* **Written instruction**
Determine the count of lines holding "بالزام" and give that count alone.

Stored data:
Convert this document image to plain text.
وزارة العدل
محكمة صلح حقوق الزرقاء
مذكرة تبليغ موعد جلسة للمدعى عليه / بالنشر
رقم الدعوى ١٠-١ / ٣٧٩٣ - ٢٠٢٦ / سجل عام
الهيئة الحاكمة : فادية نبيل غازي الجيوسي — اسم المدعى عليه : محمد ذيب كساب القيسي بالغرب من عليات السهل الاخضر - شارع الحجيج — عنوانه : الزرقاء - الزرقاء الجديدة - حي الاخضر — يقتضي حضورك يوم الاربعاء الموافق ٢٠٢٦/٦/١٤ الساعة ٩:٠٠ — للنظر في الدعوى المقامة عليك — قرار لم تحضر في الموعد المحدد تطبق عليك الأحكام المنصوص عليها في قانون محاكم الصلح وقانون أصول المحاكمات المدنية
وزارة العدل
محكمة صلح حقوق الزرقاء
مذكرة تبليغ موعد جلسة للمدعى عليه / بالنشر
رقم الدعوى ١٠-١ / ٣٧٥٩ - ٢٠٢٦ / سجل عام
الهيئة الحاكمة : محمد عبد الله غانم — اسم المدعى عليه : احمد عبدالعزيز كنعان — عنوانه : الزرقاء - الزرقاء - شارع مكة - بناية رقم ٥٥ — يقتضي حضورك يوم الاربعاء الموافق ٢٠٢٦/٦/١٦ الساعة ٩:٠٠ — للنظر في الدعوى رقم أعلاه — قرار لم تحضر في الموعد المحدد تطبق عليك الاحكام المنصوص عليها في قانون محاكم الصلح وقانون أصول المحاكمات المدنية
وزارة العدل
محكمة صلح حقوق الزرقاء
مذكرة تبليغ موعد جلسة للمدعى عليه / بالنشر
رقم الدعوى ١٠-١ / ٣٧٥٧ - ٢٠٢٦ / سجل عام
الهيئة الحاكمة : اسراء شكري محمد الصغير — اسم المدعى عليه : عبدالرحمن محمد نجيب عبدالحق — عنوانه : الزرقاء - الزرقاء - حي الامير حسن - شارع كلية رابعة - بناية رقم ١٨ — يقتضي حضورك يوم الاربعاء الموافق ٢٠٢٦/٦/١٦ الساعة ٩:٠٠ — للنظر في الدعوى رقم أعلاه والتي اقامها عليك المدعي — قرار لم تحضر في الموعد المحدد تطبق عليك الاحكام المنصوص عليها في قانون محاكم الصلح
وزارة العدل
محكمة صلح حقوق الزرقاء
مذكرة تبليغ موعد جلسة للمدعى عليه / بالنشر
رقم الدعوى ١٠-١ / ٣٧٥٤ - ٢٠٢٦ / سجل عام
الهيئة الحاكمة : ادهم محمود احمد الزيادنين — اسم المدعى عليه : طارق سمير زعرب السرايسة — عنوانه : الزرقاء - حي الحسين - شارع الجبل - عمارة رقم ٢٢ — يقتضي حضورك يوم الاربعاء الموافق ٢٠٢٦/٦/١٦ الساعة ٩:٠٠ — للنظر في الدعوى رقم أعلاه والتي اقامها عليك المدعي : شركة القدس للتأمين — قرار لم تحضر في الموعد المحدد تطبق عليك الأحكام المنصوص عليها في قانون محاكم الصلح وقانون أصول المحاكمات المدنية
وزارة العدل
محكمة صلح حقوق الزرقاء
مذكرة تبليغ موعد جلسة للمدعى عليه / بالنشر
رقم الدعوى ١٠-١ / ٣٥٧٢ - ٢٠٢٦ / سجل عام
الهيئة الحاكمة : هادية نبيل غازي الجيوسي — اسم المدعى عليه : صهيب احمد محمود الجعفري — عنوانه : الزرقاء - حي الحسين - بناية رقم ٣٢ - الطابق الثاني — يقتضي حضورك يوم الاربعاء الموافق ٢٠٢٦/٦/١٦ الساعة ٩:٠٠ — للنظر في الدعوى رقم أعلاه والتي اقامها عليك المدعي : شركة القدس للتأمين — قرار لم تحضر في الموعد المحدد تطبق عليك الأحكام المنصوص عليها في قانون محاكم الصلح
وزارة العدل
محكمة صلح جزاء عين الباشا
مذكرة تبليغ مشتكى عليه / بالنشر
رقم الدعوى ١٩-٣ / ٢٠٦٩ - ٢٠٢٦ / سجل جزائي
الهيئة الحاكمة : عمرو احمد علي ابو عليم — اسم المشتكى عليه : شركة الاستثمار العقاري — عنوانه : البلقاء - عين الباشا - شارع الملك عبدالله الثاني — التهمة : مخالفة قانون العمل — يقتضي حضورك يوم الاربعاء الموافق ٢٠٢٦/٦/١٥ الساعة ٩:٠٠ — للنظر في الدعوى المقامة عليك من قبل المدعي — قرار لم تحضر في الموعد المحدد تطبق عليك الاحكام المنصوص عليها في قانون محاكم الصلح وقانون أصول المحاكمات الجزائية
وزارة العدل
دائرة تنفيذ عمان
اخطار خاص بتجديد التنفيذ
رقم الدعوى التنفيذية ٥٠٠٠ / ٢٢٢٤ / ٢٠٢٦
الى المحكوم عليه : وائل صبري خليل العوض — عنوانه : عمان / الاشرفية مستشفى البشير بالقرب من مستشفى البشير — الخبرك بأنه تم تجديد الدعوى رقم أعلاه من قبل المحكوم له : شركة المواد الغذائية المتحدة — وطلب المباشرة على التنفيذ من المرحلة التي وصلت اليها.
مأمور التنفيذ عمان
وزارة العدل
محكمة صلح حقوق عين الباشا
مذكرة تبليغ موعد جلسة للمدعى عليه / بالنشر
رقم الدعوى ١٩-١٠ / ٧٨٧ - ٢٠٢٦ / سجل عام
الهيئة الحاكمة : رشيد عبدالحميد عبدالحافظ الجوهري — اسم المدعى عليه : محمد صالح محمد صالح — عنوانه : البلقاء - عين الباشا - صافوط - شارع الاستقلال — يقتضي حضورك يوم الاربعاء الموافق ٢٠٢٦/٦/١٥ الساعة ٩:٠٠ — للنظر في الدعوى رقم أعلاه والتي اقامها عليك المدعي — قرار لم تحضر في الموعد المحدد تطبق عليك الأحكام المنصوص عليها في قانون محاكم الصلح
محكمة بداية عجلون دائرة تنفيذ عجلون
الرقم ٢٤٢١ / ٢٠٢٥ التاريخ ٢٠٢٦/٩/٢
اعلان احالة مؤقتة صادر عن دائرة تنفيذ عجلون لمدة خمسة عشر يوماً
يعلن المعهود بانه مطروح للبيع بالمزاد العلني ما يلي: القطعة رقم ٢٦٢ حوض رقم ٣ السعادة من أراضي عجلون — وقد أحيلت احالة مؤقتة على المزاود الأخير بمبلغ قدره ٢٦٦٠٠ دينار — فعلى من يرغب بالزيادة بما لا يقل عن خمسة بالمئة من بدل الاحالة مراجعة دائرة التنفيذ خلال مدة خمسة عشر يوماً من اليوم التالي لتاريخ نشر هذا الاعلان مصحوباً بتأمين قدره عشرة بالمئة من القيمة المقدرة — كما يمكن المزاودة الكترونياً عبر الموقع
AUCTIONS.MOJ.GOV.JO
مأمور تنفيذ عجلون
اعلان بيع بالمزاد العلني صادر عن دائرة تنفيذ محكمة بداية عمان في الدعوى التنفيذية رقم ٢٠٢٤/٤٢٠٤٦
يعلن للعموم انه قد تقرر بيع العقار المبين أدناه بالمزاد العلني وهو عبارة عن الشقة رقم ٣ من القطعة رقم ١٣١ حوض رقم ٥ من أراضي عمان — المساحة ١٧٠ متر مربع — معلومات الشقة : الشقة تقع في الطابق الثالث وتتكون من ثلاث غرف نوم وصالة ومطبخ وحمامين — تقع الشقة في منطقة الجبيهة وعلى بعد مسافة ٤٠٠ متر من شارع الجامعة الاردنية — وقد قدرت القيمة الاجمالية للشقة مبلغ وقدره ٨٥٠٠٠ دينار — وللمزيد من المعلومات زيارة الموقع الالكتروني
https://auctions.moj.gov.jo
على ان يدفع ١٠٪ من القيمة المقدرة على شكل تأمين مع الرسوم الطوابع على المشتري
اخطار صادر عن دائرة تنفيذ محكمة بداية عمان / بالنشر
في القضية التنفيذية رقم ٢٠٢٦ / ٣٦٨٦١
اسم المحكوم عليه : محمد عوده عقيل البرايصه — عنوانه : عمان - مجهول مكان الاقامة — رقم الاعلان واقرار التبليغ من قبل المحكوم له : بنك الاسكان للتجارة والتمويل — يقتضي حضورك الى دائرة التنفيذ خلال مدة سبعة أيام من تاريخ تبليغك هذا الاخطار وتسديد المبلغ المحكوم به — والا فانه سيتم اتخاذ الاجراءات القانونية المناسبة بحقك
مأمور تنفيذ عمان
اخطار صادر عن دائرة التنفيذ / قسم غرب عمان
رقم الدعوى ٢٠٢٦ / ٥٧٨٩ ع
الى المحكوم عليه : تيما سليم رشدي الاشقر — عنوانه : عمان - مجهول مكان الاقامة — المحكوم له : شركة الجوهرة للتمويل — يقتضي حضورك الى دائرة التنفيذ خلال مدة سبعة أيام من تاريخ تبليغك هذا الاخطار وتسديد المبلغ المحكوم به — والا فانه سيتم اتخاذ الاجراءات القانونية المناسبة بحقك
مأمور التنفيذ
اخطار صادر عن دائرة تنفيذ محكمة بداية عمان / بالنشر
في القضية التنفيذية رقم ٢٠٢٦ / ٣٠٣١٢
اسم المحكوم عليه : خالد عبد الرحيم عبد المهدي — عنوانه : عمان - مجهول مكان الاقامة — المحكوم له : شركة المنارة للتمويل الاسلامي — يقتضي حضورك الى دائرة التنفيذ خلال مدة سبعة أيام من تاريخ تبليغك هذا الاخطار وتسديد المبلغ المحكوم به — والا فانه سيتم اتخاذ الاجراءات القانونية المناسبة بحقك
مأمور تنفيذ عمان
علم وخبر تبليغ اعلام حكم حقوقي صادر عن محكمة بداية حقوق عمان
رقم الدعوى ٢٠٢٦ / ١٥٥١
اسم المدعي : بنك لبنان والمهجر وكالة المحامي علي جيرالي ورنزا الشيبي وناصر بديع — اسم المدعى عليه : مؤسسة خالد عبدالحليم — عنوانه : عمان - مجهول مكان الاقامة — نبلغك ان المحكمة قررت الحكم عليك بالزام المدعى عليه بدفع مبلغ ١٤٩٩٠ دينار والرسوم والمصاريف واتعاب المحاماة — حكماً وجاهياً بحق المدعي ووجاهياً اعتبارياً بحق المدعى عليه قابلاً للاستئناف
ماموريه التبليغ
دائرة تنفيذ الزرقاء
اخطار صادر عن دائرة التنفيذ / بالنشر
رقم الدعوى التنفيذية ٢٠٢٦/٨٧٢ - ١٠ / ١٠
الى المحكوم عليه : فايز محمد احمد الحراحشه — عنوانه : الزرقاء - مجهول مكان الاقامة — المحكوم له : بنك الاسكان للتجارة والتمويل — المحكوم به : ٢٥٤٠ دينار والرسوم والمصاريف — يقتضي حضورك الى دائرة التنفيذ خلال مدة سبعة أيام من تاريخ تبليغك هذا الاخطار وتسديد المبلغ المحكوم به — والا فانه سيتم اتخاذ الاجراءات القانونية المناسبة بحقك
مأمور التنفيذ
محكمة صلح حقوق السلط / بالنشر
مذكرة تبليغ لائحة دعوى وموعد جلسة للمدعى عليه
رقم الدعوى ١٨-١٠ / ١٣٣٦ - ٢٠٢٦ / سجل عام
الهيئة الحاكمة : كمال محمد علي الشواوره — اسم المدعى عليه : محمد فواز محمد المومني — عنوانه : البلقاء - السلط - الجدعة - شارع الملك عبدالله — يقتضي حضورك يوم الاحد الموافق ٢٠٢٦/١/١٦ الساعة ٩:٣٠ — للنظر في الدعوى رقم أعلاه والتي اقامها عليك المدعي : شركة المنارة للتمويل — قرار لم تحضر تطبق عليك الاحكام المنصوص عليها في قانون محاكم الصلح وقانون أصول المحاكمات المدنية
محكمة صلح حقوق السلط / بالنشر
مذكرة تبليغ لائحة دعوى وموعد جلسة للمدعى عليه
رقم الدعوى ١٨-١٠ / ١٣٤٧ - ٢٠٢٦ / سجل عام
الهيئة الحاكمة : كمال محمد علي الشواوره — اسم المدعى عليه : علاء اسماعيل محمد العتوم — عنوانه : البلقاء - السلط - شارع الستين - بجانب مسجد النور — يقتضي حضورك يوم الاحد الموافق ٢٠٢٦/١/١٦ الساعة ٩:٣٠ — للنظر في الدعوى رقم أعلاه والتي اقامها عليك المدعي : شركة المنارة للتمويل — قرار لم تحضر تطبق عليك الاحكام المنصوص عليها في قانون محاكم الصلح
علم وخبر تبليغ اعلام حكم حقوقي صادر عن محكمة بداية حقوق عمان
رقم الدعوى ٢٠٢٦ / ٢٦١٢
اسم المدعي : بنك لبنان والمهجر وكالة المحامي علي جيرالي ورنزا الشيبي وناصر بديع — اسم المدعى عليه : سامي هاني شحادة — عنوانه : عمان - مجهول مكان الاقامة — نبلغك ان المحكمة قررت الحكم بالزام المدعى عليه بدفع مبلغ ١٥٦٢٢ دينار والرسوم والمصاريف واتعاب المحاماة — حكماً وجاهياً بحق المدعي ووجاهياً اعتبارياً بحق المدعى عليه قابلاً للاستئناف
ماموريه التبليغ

* **Complete answer**
2